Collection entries
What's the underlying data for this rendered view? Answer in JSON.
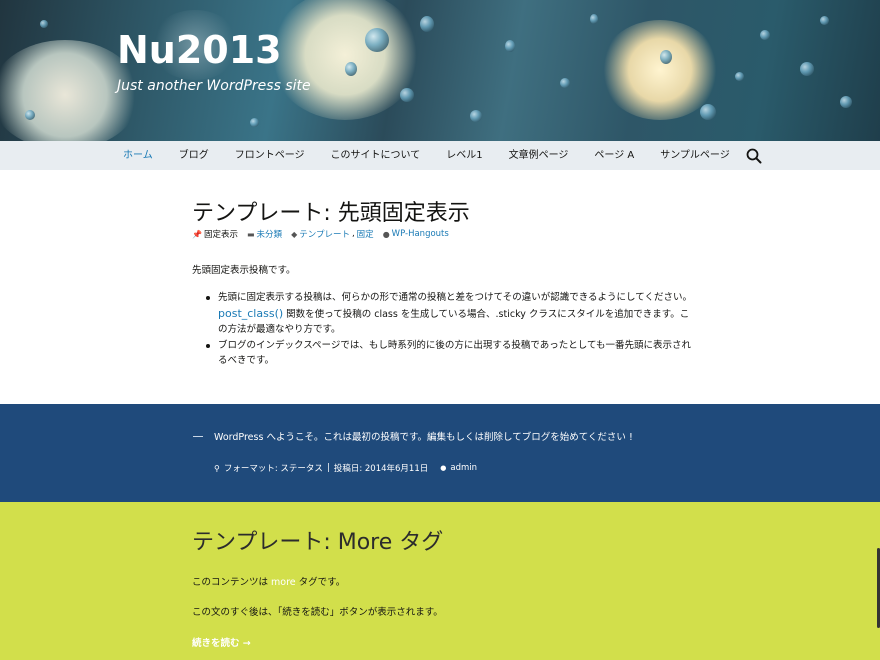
{
  "site": {
    "title": "Nu2013",
    "description": "Just another WordPress site"
  },
  "nav": {
    "items": [
      "ホーム",
      "ブログ",
      "フロントページ",
      "このサイトについて",
      "レベル1",
      "文章例ページ",
      "ページ A",
      "サンプルページ"
    ],
    "active_index": 0,
    "search_icon": "search-icon"
  },
  "post1": {
    "title": "テンプレート: 先頭固定表示",
    "meta": {
      "sticky": "固定表示",
      "category": "未分類",
      "tags": "テンプレート",
      "tags_sep": ",",
      "tag2": "固定",
      "author": "WP-Hangouts"
    },
    "lead": "先頭固定表示投稿です。",
    "bullet1_a": "先頭に固定表示する投稿は、何らかの形で通常の投稿と差をつけてその違いが認識できるようにしてください。",
    "bullet1_link": "post_class()",
    "bullet1_b": " 関数を使って投稿の class を生成している場合、.sticky クラスにスタイルを追加できます。この方法が最適なやり方です。",
    "bullet2": "ブログのインデックスページでは、もし時系列的に後の方に出現する投稿であったとしても一番先頭に表示されるべきです。"
  },
  "post2": {
    "text": "WordPress へようこそ。これは最初の投稿です。編集もしくは削除してブログを始めてください !",
    "format": "フォーマット: ステータス",
    "sep": "|",
    "date": "投稿日: 2014年6月11日",
    "author": "admin"
  },
  "post3": {
    "title": "テンプレート: More タグ",
    "line1_a": "このコンテンツは ",
    "line1_more": "more",
    "line1_b": " タグです。",
    "line2": "この文のすぐ後は、「続きを読む」ボタンが表示されます。",
    "read_more": "続きを読む →"
  },
  "colors": {
    "link": "#1a7ab5",
    "nav_bg": "#e8edf1",
    "status_bg": "#1f4a7b",
    "more_bg": "#d2df4b"
  }
}
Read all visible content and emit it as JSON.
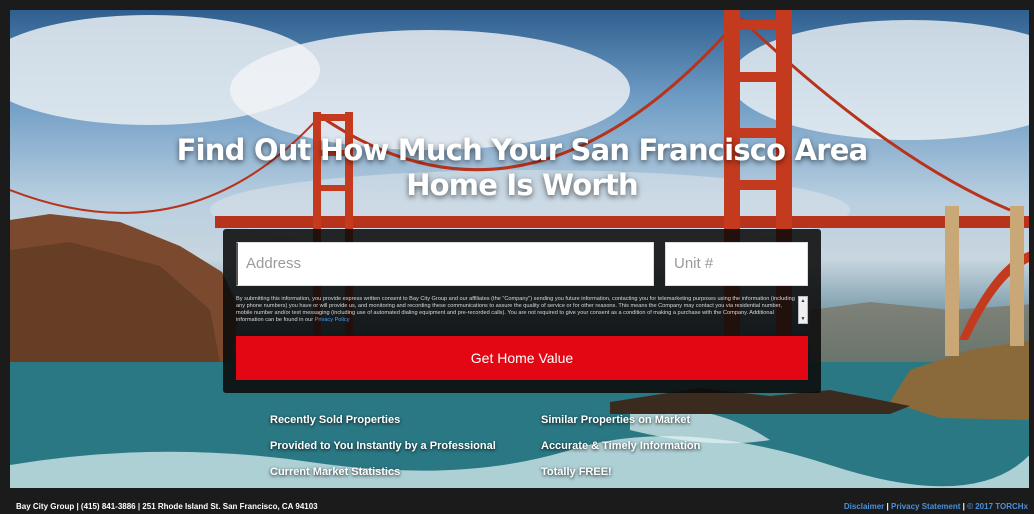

■ WHAT YOU SHOULD DO
Copy each line above where the string "続きを読む" occurs.

■ RESPONSE FOR THIS EXERCISE
    "line2": "この文のすぐ後は、「続きを読む」ボタンが表示されます。",
    "read_more": "続きを読む →"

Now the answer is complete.